#### Exercise directions:
Could you extract every entry below and reproduce it exactly?

:: Entries supplied

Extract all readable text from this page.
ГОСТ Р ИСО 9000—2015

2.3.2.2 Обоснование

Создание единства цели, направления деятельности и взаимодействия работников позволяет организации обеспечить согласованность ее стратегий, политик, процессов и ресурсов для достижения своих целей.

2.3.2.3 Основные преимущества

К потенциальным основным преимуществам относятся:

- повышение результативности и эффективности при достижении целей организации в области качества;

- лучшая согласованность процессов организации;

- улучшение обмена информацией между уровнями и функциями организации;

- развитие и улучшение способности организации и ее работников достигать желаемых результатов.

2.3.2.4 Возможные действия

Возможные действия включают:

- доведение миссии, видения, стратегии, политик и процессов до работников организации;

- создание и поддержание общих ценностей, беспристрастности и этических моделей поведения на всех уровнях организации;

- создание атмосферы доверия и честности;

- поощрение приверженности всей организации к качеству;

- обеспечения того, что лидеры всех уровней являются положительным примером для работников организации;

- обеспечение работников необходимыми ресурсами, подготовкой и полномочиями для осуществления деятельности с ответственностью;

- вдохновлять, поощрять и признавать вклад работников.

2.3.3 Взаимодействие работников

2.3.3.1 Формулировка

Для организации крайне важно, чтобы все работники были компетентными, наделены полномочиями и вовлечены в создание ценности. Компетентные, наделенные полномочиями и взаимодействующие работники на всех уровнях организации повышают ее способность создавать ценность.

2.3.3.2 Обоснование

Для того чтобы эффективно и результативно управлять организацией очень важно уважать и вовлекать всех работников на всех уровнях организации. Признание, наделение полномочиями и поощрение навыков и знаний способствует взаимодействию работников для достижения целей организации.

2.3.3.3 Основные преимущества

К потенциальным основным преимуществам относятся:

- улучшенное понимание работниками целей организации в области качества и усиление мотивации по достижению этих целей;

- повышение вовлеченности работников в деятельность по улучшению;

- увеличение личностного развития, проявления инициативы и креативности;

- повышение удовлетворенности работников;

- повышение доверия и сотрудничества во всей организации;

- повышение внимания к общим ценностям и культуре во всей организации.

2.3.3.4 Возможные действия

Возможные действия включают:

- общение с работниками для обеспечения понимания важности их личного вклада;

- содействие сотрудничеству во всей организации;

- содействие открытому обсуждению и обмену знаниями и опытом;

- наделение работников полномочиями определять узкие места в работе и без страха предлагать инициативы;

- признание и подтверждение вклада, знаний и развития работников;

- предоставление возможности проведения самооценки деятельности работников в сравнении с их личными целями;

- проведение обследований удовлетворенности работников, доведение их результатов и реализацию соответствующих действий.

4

::::

#### Response to this task:
Extract all readable text from this page.
ГОСТ Р ИСО 9000—2015

2.3.2.2 Обоснование

Создание единства цели, направления деятельности и взаимодействия работников позволяет организации обеспечить согласованность ее стратегий, политик, процессов и ресурсов для достижения своих целей.

2.3.2.3 Основные преимущества

К потенциальным основным преимуществам относятся:

- повышение результативности и эффективности при достижении целей организации в области качества;

- лучшая согласованность процессов организации;

- улучшение обмена информацией между уровнями и функциями организации;

- развитие и улучшение способности организации и ее работников достигать желаемых результатов.

2.3.2.4 Возможные действия

Возможные действия включают:

- доведение миссии, видения, стратегии, политик и процессов до работников организации;

- создание и поддержание общих ценностей, беспристрастности и этических моделей поведения на всех уровнях организации;

- создание атмосферы доверия и честности;

- поощрение приверженности всей организации к качеству;

- обеспечения того, что лидеры всех уровней являются положительным примером для работников организации;

- обеспечение работников необходимыми ресурсами, подготовкой и полномочиями для осуществления деятельности с ответственностью;

- вдохновлять, поощрять и признавать вклад работников.

2.3.3 Взаимодействие работников

2.3.3.1 Формулировка

Для организации крайне важно, чтобы все работники были компетентными, наделены полномочиями и вовлечены в создание ценности. Компетентные, наделенные полномочиями и взаимодействующие работники на всех уровнях организации повышают ее способность создавать ценность.

2.3.3.2 Обоснование

Для того чтобы эффективно и результативно управлять организацией очень важно уважать и вовлекать всех работников на всех уровнях организации. Признание, наделение полномочиями и поощрение навыков и знаний способствует взаимодействию работников для достижения целей организации.

2.3.3.3 Основные преимущества

К потенциальным основным преимуществам относятся:

- улучшенное понимание работниками целей организации в области качества и усиление мотивации по достижению этих целей;

- повышение вовлеченности работников в деятельность по улучшению;

- увеличение личностного развития, проявления инициативы и креативности;

- повышение удовлетворенности работников;

- повышение доверия и сотрудничества во всей организации;

- повышение внимания к общим ценностям и культуре во всей организации.

2.3.3.4 Возможные действия

Возможные действия включают:

- общение с работниками для обеспечения понимания важности их личного вклада;

- содействие сотрудничеству во всей организации;

- содействие открытому обсуждению и обмену знаниями и опытом;

- наделение работников полномочиями определять узкие места в работе и без страха предлагать инициативы;

- признание и подтверждение вклада, знаний и развития работников;

- предоставление возможности проведения самооценки деятельности работников в сравнении с их личными целями;

- проведение обследований удовлетворенности работников, доведение их результатов и реализацию соответствующих действий.

4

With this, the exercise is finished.